(Rows from a dataset)

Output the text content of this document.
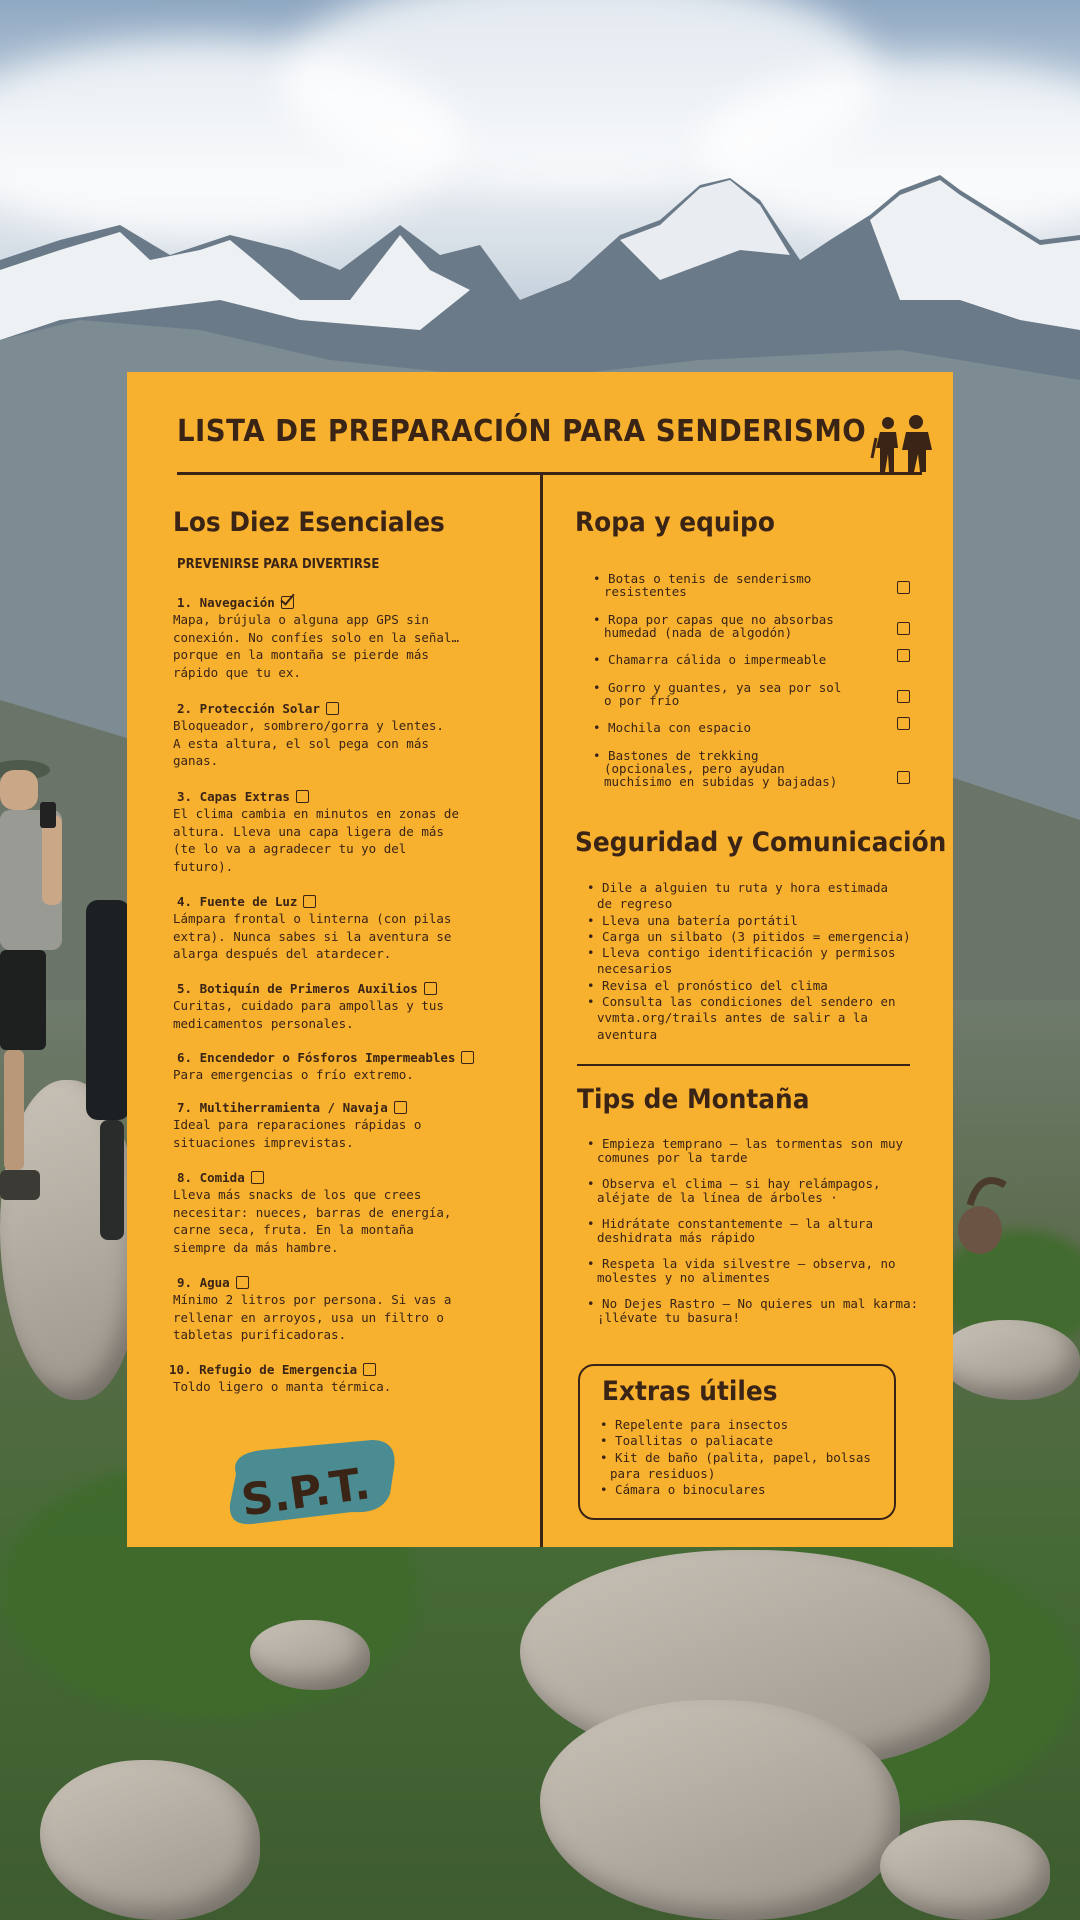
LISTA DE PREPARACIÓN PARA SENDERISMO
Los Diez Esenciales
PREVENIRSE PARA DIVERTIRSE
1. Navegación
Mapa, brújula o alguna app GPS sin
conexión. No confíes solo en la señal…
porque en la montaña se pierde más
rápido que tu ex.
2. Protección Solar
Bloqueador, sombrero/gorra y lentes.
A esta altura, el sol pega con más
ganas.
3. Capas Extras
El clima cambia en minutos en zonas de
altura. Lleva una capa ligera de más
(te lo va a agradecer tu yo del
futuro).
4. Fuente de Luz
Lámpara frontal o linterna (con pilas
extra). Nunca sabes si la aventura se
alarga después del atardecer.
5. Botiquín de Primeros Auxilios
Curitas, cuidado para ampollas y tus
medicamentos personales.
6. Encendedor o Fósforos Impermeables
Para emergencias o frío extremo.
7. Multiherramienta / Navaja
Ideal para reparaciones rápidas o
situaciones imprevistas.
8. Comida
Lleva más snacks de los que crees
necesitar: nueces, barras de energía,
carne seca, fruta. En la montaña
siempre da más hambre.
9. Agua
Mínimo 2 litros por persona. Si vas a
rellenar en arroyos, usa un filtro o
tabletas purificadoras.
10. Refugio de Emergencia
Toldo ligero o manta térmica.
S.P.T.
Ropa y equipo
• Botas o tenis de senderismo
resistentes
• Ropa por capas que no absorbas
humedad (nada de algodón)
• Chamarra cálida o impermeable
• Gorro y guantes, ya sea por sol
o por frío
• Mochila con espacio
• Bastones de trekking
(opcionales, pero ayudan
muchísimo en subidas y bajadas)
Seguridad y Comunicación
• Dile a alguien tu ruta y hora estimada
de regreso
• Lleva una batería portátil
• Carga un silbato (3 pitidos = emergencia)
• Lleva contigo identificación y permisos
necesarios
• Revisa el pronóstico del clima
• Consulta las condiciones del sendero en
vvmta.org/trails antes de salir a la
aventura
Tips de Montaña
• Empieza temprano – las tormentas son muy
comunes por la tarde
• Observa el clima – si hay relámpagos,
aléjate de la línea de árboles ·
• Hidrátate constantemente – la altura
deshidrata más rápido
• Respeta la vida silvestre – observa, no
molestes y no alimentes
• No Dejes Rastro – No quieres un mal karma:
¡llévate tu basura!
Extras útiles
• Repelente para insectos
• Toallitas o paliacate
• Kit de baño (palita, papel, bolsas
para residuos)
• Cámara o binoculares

* [WHAT YOU ARE ASKED TO DO]: The data above needs to be retyped exactly, with the images left out.

* [OUTPUT]:
Output the text content of this document.
LISTA DE PREPARACIÓN PARA SENDERISMO
Los Diez Esenciales
PREVENIRSE PARA DIVERTIRSE
1. Navegación
Mapa, brújula o alguna app GPS sin
conexión. No confíes solo en la señal…
porque en la montaña se pierde más
rápido que tu ex.
2. Protección Solar
Bloqueador, sombrero/gorra y lentes.
A esta altura, el sol pega con más
ganas.
3. Capas Extras
El clima cambia en minutos en zonas de
altura. Lleva una capa ligera de más
(te lo va a agradecer tu yo del
futuro).
4. Fuente de Luz
Lámpara frontal o linterna (con pilas
extra). Nunca sabes si la aventura se
alarga después del atardecer.
5. Botiquín de Primeros Auxilios
Curitas, cuidado para ampollas y tus
medicamentos personales.
6. Encendedor o Fósforos Impermeables
Para emergencias o frío extremo.
7. Multiherramienta / Navaja
Ideal para reparaciones rápidas o
situaciones imprevistas.
8. Comida
Lleva más snacks de los que crees
necesitar: nueces, barras de energía,
carne seca, fruta. En la montaña
siempre da más hambre.
9. Agua
Mínimo 2 litros por persona. Si vas a
rellenar en arroyos, usa un filtro o
tabletas purificadoras.
10. Refugio de Emergencia
Toldo ligero o manta térmica.
S.P.T.
Ropa y equipo
• Botas o tenis de senderismo
resistentes
• Ropa por capas que no absorbas
humedad (nada de algodón)
• Chamarra cálida o impermeable
• Gorro y guantes, ya sea por sol
o por frío
• Mochila con espacio
• Bastones de trekking
(opcionales, pero ayudan
muchísimo en subidas y bajadas)
Seguridad y Comunicación
• Dile a alguien tu ruta y hora estimada
de regreso
• Lleva una batería portátil
• Carga un silbato (3 pitidos = emergencia)
• Lleva contigo identificación y permisos
necesarios
• Revisa el pronóstico del clima
• Consulta las condiciones del sendero en
vvmta.org/trails antes de salir a la
aventura
Tips de Montaña
• Empieza temprano – las tormentas son muy
comunes por la tarde
• Observa el clima – si hay relámpagos,
aléjate de la línea de árboles ·
• Hidrátate constantemente – la altura
deshidrata más rápido
• Respeta la vida silvestre – observa, no
molestes y no alimentes
• No Dejes Rastro – No quieres un mal karma:
¡llévate tu basura!
Extras útiles
• Repelente para insectos
• Toallitas o paliacate
• Kit de baño (palita, papel, bolsas
para residuos)
• Cámara o binoculares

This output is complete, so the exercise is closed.